### [EXERCISE REQUIREMENTS]
Go through the entries below and pick out every line with "dash".

#####

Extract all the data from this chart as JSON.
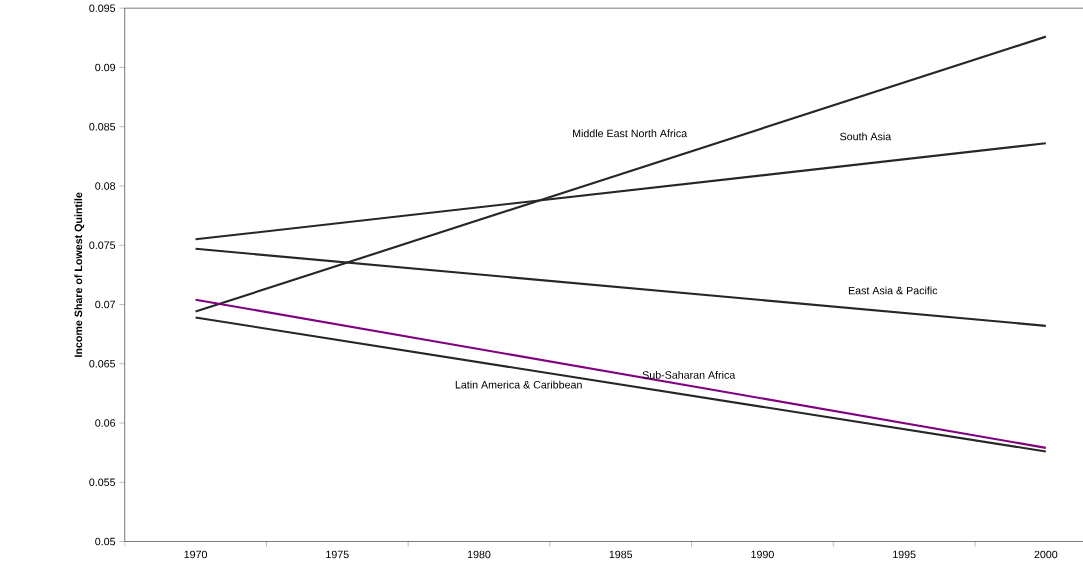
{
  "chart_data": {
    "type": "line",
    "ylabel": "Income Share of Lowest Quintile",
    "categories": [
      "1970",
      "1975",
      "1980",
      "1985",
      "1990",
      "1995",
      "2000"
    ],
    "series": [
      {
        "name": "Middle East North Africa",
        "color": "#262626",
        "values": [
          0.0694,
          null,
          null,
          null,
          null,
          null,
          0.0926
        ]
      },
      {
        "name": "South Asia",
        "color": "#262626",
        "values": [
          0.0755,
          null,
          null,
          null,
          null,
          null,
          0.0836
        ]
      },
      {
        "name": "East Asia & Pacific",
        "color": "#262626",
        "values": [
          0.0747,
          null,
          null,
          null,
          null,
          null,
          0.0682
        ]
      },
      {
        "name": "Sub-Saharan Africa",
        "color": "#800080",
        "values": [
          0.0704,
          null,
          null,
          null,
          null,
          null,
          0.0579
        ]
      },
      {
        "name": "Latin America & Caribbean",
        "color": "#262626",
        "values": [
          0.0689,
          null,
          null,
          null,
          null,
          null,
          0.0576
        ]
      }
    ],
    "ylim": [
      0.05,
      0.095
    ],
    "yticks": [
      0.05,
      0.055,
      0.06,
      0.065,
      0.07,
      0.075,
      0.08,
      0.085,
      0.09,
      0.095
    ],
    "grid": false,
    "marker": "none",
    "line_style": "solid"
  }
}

#####

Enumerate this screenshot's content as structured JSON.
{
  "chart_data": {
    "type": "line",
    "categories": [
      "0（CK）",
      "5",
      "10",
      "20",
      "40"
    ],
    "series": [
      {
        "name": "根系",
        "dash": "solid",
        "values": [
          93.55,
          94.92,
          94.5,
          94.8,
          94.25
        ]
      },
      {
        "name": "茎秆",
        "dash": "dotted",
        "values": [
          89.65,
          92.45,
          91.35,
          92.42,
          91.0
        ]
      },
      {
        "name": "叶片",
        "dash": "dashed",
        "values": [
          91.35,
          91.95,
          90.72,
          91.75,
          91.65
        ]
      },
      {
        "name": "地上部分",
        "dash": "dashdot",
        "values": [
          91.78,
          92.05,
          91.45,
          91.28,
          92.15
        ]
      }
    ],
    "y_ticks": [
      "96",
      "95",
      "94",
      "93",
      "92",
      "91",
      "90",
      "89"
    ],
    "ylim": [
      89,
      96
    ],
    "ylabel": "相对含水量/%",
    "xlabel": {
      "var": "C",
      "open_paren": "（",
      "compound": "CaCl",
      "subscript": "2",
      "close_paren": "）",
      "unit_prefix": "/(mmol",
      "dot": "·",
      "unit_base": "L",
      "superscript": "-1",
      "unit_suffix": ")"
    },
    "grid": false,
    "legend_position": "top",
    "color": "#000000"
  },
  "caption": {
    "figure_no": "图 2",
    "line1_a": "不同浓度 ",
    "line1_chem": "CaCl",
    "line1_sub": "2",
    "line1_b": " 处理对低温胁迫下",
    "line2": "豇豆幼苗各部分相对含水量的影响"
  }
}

#####

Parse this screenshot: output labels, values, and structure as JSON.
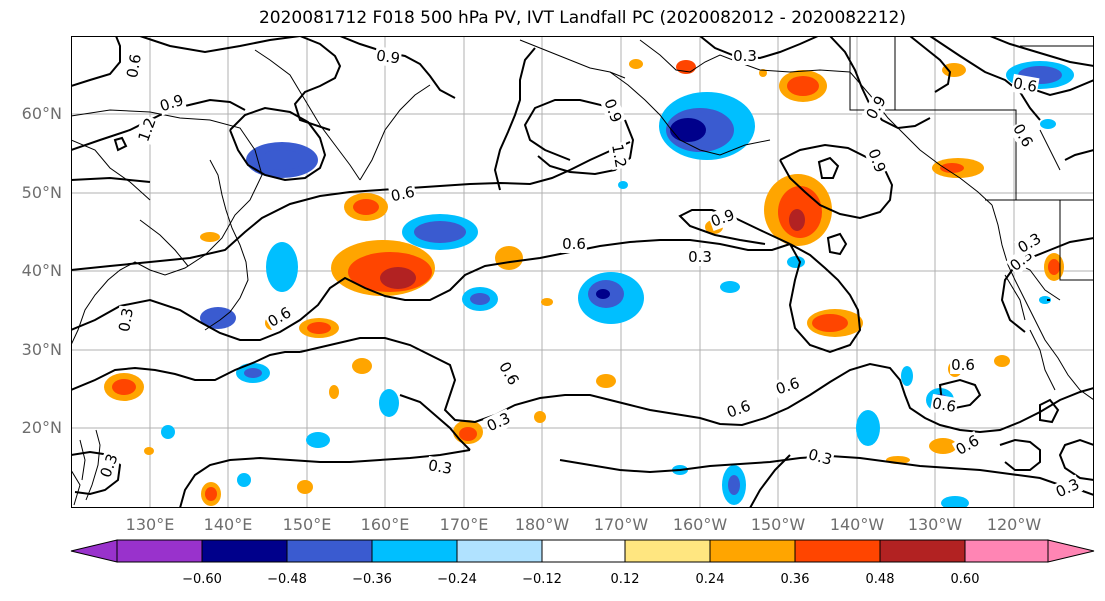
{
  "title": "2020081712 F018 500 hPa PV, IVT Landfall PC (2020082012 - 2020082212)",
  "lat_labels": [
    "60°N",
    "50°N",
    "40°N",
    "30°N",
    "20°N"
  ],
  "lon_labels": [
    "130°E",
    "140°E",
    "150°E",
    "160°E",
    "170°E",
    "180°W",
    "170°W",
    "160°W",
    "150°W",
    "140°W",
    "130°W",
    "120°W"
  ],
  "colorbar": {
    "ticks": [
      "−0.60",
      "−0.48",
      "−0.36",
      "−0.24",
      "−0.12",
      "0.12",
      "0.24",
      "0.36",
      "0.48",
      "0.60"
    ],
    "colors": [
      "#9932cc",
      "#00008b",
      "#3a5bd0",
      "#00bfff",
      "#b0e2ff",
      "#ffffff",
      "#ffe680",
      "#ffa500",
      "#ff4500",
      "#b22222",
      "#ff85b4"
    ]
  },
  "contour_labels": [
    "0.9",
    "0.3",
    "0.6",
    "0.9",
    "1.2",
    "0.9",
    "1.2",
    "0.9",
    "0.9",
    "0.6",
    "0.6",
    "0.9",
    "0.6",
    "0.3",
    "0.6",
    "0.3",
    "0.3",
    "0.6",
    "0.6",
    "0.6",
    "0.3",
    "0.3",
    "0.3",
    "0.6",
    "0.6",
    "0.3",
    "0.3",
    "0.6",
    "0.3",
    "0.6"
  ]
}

#####

### [SOLUTION TO THIS TASK]
        "dash": "solid",
        "dash": "dotted",
        "dash": "dashed",
        "dash": "dashdot",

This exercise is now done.